[Items from a figure collection]
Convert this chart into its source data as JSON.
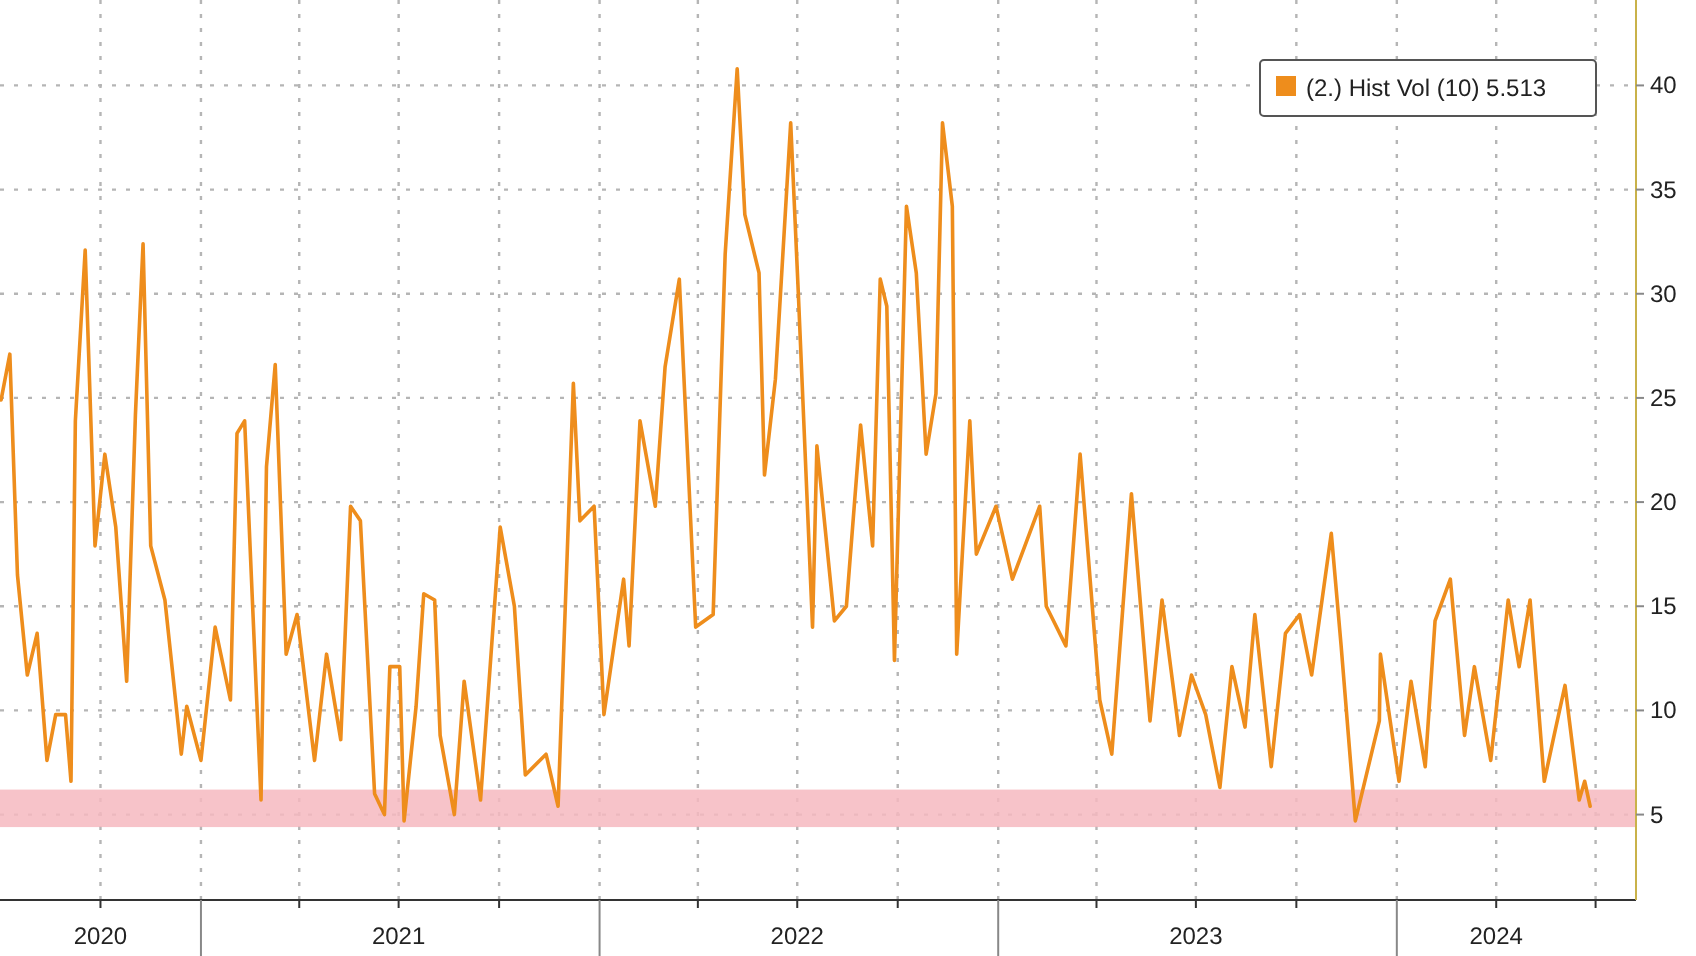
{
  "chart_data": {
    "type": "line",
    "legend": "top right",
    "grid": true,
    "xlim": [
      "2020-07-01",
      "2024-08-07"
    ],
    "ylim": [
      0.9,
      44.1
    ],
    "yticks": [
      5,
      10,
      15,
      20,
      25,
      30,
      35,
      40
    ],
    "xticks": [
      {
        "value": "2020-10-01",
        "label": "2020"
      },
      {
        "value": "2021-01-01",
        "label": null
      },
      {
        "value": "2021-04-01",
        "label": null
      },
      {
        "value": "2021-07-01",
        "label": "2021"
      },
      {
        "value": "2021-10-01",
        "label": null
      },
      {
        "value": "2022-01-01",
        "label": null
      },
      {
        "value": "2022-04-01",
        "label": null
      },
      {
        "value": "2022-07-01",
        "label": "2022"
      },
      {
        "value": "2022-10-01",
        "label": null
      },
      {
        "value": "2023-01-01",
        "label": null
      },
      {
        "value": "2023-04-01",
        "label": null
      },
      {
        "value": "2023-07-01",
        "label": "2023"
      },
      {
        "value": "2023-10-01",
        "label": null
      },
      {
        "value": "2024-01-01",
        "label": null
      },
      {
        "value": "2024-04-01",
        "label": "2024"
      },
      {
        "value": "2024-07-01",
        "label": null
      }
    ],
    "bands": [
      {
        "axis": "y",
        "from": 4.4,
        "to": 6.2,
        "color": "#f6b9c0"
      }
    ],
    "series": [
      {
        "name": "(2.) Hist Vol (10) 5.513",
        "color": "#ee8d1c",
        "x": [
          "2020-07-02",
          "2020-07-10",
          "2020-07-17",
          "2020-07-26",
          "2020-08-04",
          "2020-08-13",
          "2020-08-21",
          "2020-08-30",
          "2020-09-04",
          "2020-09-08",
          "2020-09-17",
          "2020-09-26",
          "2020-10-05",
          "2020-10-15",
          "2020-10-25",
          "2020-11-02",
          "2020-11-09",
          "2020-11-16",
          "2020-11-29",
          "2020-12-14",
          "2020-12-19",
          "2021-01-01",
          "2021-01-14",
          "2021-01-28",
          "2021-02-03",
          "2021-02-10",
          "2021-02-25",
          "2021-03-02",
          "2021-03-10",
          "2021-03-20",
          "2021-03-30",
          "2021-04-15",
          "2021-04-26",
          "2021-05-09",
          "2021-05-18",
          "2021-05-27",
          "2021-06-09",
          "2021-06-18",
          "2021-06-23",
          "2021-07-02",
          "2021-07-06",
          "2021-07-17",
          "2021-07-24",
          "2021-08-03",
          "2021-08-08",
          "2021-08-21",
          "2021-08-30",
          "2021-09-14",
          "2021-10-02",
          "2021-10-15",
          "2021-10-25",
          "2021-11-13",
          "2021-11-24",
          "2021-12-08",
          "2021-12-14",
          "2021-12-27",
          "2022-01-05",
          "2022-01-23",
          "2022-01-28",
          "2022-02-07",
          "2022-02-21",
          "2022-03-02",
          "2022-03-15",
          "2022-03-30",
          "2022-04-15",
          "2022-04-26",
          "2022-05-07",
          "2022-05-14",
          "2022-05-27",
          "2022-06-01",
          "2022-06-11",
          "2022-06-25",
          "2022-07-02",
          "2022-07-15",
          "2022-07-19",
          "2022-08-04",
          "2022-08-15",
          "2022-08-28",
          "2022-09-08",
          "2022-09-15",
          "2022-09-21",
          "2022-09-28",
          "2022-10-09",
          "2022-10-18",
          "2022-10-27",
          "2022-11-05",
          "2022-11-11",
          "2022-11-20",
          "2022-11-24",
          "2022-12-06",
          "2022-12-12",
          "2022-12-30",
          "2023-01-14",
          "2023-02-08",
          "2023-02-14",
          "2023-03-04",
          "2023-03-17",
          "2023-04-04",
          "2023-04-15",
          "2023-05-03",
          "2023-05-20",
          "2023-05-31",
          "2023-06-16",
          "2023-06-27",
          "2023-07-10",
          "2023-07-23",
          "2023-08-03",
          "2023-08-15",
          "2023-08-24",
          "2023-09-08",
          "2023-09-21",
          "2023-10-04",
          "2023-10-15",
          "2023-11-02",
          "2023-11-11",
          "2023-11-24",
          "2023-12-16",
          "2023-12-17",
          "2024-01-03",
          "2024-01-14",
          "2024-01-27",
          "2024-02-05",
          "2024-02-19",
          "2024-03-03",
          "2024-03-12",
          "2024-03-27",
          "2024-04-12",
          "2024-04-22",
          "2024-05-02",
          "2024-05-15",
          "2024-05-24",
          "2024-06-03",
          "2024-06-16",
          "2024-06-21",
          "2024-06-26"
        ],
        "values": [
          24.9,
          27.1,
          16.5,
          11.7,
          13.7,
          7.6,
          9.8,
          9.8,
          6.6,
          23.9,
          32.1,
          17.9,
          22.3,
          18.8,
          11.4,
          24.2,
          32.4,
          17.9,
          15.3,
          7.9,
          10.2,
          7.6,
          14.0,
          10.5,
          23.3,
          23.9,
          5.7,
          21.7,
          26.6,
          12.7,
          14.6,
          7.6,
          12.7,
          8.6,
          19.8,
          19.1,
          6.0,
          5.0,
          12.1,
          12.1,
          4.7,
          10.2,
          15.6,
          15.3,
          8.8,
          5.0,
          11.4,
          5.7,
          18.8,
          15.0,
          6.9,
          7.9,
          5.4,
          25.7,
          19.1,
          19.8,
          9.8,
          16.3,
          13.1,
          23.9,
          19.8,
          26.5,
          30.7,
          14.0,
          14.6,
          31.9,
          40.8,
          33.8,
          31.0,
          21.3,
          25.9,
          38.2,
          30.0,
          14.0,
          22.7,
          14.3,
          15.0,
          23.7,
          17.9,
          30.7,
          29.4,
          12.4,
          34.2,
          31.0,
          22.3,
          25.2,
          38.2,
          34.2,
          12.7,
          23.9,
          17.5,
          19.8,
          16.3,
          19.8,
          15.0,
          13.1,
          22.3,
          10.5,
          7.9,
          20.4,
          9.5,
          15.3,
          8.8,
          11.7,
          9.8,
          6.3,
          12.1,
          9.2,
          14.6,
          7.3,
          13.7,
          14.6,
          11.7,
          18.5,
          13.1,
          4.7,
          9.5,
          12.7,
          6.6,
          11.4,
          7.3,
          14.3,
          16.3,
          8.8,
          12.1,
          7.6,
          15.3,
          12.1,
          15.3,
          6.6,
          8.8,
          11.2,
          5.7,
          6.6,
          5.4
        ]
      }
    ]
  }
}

» **EXERCISE DETAILS**
Give back the whole listing as it stands, minus its pictures.

» **ANSWER TO THIS PROBLEM**
Convert this chart into its source data as JSON.
{
  "chart_data": {
    "type": "line",
    "legend": "top right",
    "grid": true,
    "xlim": [
      "2020-07-01",
      "2024-08-07"
    ],
    "ylim": [
      0.9,
      44.1
    ],
    "yticks": [
      5,
      10,
      15,
      20,
      25,
      30,
      35,
      40
    ],
    "xticks": [
      {
        "value": "2020-10-01",
        "label": "2020"
      },
      {
        "value": "2021-01-01",
        "label": null
      },
      {
        "value": "2021-04-01",
        "label": null
      },
      {
        "value": "2021-07-01",
        "label": "2021"
      },
      {
        "value": "2021-10-01",
        "label": null
      },
      {
        "value": "2022-01-01",
        "label": null
      },
      {
        "value": "2022-04-01",
        "label": null
      },
      {
        "value": "2022-07-01",
        "label": "2022"
      },
      {
        "value": "2022-10-01",
        "label": null
      },
      {
        "value": "2023-01-01",
        "label": null
      },
      {
        "value": "2023-04-01",
        "label": null
      },
      {
        "value": "2023-07-01",
        "label": "2023"
      },
      {
        "value": "2023-10-01",
        "label": null
      },
      {
        "value": "2024-01-01",
        "label": null
      },
      {
        "value": "2024-04-01",
        "label": "2024"
      },
      {
        "value": "2024-07-01",
        "label": null
      }
    ],
    "bands": [
      {
        "axis": "y",
        "from": 4.4,
        "to": 6.2,
        "color": "#f6b9c0"
      }
    ],
    "series": [
      {
        "name": "(2.) Hist Vol (10) 5.513",
        "color": "#ee8d1c",
        "x": [
          "2020-07-02",
          "2020-07-10",
          "2020-07-17",
          "2020-07-26",
          "2020-08-04",
          "2020-08-13",
          "2020-08-21",
          "2020-08-30",
          "2020-09-04",
          "2020-09-08",
          "2020-09-17",
          "2020-09-26",
          "2020-10-05",
          "2020-10-15",
          "2020-10-25",
          "2020-11-02",
          "2020-11-09",
          "2020-11-16",
          "2020-11-29",
          "2020-12-14",
          "2020-12-19",
          "2021-01-01",
          "2021-01-14",
          "2021-01-28",
          "2021-02-03",
          "2021-02-10",
          "2021-02-25",
          "2021-03-02",
          "2021-03-10",
          "2021-03-20",
          "2021-03-30",
          "2021-04-15",
          "2021-04-26",
          "2021-05-09",
          "2021-05-18",
          "2021-05-27",
          "2021-06-09",
          "2021-06-18",
          "2021-06-23",
          "2021-07-02",
          "2021-07-06",
          "2021-07-17",
          "2021-07-24",
          "2021-08-03",
          "2021-08-08",
          "2021-08-21",
          "2021-08-30",
          "2021-09-14",
          "2021-10-02",
          "2021-10-15",
          "2021-10-25",
          "2021-11-13",
          "2021-11-24",
          "2021-12-08",
          "2021-12-14",
          "2021-12-27",
          "2022-01-05",
          "2022-01-23",
          "2022-01-28",
          "2022-02-07",
          "2022-02-21",
          "2022-03-02",
          "2022-03-15",
          "2022-03-30",
          "2022-04-15",
          "2022-04-26",
          "2022-05-07",
          "2022-05-14",
          "2022-05-27",
          "2022-06-01",
          "2022-06-11",
          "2022-06-25",
          "2022-07-02",
          "2022-07-15",
          "2022-07-19",
          "2022-08-04",
          "2022-08-15",
          "2022-08-28",
          "2022-09-08",
          "2022-09-15",
          "2022-09-21",
          "2022-09-28",
          "2022-10-09",
          "2022-10-18",
          "2022-10-27",
          "2022-11-05",
          "2022-11-11",
          "2022-11-20",
          "2022-11-24",
          "2022-12-06",
          "2022-12-12",
          "2022-12-30",
          "2023-01-14",
          "2023-02-08",
          "2023-02-14",
          "2023-03-04",
          "2023-03-17",
          "2023-04-04",
          "2023-04-15",
          "2023-05-03",
          "2023-05-20",
          "2023-05-31",
          "2023-06-16",
          "2023-06-27",
          "2023-07-10",
          "2023-07-23",
          "2023-08-03",
          "2023-08-15",
          "2023-08-24",
          "2023-09-08",
          "2023-09-21",
          "2023-10-04",
          "2023-10-15",
          "2023-11-02",
          "2023-11-11",
          "2023-11-24",
          "2023-12-16",
          "2023-12-17",
          "2024-01-03",
          "2024-01-14",
          "2024-01-27",
          "2024-02-05",
          "2024-02-19",
          "2024-03-03",
          "2024-03-12",
          "2024-03-27",
          "2024-04-12",
          "2024-04-22",
          "2024-05-02",
          "2024-05-15",
          "2024-05-24",
          "2024-06-03",
          "2024-06-16",
          "2024-06-21",
          "2024-06-26"
        ],
        "values": [
          24.9,
          27.1,
          16.5,
          11.7,
          13.7,
          7.6,
          9.8,
          9.8,
          6.6,
          23.9,
          32.1,
          17.9,
          22.3,
          18.8,
          11.4,
          24.2,
          32.4,
          17.9,
          15.3,
          7.9,
          10.2,
          7.6,
          14.0,
          10.5,
          23.3,
          23.9,
          5.7,
          21.7,
          26.6,
          12.7,
          14.6,
          7.6,
          12.7,
          8.6,
          19.8,
          19.1,
          6.0,
          5.0,
          12.1,
          12.1,
          4.7,
          10.2,
          15.6,
          15.3,
          8.8,
          5.0,
          11.4,
          5.7,
          18.8,
          15.0,
          6.9,
          7.9,
          5.4,
          25.7,
          19.1,
          19.8,
          9.8,
          16.3,
          13.1,
          23.9,
          19.8,
          26.5,
          30.7,
          14.0,
          14.6,
          31.9,
          40.8,
          33.8,
          31.0,
          21.3,
          25.9,
          38.2,
          30.0,
          14.0,
          22.7,
          14.3,
          15.0,
          23.7,
          17.9,
          30.7,
          29.4,
          12.4,
          34.2,
          31.0,
          22.3,
          25.2,
          38.2,
          34.2,
          12.7,
          23.9,
          17.5,
          19.8,
          16.3,
          19.8,
          15.0,
          13.1,
          22.3,
          10.5,
          7.9,
          20.4,
          9.5,
          15.3,
          8.8,
          11.7,
          9.8,
          6.3,
          12.1,
          9.2,
          14.6,
          7.3,
          13.7,
          14.6,
          11.7,
          18.5,
          13.1,
          4.7,
          9.5,
          12.7,
          6.6,
          11.4,
          7.3,
          14.3,
          16.3,
          8.8,
          12.1,
          7.6,
          15.3,
          12.1,
          15.3,
          6.6,
          8.8,
          11.2,
          5.7,
          6.6,
          5.4
        ]
      }
    ]
  }
}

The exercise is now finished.